>> begin TASK INPUT

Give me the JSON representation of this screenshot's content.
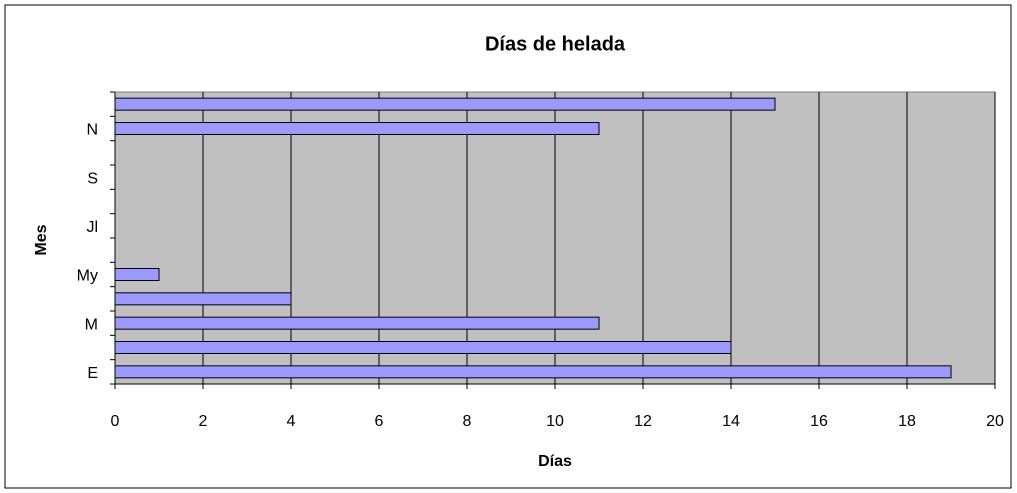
{
  "chart_data": {
    "type": "bar",
    "orientation": "horizontal",
    "title": "Días de helada",
    "x_label": "Días",
    "y_label": "Mes",
    "categories": [
      "E",
      null,
      "M",
      null,
      "My",
      null,
      "Jl",
      null,
      "S",
      null,
      "N",
      null
    ],
    "values": [
      19,
      14,
      11,
      4,
      1,
      0,
      0,
      0,
      0,
      0,
      11,
      15
    ],
    "color": "#9999ff",
    "xlim": [
      0,
      20
    ],
    "xticks": [
      0,
      2,
      4,
      6,
      8,
      10,
      12,
      14,
      16,
      18,
      20
    ],
    "grid": true
  }
}
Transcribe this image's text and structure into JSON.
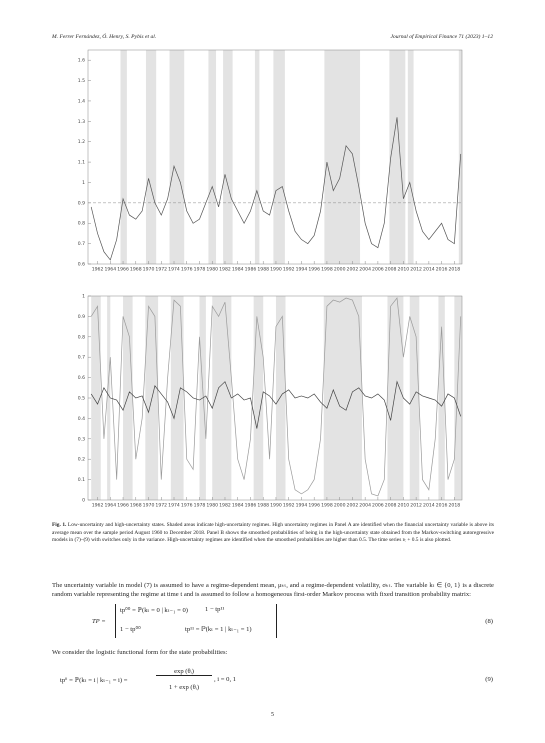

>> end TASK INPUT

_WHAT YOU NEED TO DO_
Omitting all images, retype each line of the records precisely.

_RESULT_
Give me the JSON representation of this screenshot's content.
{
  "chart_data": {
    "type": "bar",
    "orientation": "horizontal",
    "title": "Días de helada",
    "x_label": "Días",
    "y_label": "Mes",
    "categories": [
      "E",
      null,
      "M",
      null,
      "My",
      null,
      "Jl",
      null,
      "S",
      null,
      "N",
      null
    ],
    "values": [
      19,
      14,
      11,
      4,
      1,
      0,
      0,
      0,
      0,
      0,
      11,
      15
    ],
    "color": "#9999ff",
    "xlim": [
      0,
      20
    ],
    "xticks": [
      0,
      2,
      4,
      6,
      8,
      10,
      12,
      14,
      16,
      18,
      20
    ],
    "grid": true
  }
}
Transcribe this image's text and structure into JSON.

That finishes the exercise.